▸ **Your task**
Filter out everything except lines holding "overdone".

▸ **Excerpted records**
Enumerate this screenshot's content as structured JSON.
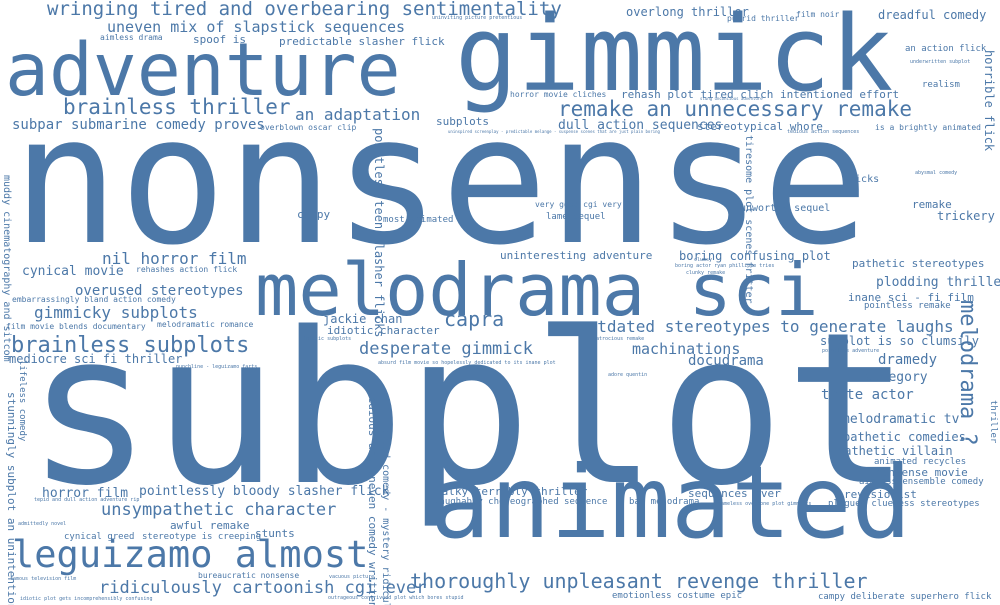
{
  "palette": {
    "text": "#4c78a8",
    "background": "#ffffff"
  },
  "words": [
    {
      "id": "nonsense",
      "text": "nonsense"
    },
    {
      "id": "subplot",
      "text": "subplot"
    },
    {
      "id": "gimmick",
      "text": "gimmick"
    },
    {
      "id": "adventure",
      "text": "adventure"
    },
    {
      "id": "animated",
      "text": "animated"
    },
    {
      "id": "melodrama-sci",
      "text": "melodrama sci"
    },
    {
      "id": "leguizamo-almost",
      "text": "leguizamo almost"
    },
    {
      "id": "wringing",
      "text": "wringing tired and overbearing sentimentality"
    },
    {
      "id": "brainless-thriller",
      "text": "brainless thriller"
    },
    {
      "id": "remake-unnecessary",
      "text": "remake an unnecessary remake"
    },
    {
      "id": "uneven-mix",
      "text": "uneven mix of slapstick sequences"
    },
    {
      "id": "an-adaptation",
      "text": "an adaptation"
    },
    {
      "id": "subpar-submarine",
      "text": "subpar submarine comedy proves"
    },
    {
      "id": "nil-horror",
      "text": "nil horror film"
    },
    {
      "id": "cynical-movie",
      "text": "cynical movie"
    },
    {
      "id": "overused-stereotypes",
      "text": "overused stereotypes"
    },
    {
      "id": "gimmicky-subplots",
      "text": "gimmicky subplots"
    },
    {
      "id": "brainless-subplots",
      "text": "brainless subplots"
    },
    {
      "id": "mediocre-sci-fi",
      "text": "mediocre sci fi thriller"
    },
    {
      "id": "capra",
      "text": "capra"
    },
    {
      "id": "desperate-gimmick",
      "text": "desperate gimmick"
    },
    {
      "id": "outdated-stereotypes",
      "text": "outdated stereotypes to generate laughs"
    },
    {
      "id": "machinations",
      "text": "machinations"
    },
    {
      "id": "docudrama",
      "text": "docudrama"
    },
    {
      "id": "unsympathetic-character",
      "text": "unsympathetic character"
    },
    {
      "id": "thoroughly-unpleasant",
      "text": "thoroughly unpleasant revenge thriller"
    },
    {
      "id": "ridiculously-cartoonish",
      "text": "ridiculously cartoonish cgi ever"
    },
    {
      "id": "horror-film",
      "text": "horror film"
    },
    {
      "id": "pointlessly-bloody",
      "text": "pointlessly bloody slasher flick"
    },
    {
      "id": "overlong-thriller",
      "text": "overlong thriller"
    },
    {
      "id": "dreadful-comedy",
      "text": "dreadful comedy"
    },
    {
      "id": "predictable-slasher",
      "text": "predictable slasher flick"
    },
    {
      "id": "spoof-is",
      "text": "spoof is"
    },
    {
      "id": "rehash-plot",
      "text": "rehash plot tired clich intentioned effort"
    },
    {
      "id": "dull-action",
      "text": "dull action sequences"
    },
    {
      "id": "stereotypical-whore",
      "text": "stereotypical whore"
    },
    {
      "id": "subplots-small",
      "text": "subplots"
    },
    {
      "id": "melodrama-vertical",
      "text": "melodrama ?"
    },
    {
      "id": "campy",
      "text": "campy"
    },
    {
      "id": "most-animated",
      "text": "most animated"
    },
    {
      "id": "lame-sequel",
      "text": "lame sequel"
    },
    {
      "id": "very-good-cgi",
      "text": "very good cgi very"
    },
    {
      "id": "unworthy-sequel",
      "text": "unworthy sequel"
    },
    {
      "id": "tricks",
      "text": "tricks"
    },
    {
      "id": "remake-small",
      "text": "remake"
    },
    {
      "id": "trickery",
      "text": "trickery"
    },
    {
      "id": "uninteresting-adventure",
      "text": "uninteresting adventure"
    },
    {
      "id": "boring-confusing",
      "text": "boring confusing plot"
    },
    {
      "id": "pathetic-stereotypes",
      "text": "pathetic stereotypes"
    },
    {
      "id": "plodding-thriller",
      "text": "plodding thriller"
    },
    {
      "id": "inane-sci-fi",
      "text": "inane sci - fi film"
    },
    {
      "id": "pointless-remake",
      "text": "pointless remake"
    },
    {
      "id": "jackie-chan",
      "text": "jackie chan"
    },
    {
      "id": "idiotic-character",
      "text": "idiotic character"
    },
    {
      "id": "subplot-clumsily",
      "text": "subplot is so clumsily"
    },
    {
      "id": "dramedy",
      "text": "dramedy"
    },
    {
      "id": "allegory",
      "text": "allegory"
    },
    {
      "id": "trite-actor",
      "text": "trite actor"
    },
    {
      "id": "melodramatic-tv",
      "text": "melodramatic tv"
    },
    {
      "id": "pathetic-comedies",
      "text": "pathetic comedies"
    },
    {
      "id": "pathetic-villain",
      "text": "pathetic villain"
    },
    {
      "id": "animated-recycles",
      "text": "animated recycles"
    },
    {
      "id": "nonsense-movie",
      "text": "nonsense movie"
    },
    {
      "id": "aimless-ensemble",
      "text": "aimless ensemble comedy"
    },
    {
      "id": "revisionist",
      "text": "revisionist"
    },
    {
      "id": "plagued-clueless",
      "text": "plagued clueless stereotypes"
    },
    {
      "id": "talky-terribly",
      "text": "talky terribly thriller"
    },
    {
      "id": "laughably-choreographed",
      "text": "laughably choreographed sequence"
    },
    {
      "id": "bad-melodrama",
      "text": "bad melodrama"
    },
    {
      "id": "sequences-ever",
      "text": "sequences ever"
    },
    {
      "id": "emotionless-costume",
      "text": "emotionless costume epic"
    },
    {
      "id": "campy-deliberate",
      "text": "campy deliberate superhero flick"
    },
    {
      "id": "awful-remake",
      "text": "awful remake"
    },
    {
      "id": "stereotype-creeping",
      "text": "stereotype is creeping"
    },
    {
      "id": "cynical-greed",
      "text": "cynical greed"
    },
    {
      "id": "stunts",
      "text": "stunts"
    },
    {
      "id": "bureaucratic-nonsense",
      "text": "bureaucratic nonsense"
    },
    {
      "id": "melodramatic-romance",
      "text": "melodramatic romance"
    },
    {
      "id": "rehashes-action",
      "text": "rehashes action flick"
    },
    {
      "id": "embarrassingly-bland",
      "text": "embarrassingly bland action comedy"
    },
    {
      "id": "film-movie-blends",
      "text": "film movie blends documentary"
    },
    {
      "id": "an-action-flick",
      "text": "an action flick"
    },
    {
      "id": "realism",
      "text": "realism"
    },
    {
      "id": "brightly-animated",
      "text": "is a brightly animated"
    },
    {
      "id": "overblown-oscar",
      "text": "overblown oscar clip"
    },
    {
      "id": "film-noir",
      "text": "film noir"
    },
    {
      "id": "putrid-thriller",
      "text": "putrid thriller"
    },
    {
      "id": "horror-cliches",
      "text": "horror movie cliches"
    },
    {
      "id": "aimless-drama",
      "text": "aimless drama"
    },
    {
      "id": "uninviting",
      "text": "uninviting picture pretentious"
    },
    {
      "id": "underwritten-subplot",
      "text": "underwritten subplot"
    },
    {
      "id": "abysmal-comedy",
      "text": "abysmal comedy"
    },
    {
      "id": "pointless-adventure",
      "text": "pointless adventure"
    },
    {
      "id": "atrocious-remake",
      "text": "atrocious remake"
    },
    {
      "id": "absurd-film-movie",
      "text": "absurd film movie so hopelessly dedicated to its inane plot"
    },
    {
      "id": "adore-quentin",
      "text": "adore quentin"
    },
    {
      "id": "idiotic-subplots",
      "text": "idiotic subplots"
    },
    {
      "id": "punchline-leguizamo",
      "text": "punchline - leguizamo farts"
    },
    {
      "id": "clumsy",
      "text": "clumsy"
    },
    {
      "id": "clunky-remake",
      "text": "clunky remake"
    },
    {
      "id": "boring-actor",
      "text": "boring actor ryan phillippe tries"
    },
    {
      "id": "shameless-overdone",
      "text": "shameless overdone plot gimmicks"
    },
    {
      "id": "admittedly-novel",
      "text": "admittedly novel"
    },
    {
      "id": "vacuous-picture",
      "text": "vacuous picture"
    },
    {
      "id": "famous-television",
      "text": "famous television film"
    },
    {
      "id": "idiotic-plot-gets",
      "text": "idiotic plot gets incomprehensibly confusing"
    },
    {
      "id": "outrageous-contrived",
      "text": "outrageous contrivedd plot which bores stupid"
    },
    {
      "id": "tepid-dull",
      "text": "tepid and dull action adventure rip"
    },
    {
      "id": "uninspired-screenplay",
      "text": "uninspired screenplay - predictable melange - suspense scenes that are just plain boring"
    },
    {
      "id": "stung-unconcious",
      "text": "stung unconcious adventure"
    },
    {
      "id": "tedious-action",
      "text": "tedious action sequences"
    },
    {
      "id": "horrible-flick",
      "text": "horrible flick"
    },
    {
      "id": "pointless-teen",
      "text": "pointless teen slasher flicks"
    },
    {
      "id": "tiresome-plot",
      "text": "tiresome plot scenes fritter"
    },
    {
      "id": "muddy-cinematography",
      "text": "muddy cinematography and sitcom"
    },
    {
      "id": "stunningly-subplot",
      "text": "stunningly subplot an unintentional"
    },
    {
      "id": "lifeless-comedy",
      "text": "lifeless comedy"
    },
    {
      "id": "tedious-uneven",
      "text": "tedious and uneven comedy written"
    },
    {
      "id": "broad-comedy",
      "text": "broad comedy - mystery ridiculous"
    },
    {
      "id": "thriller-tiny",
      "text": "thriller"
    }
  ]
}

▸ **Solved exercise**
      "id": "shameless-overdone",
      "text": "shameless overdone plot gimmicks"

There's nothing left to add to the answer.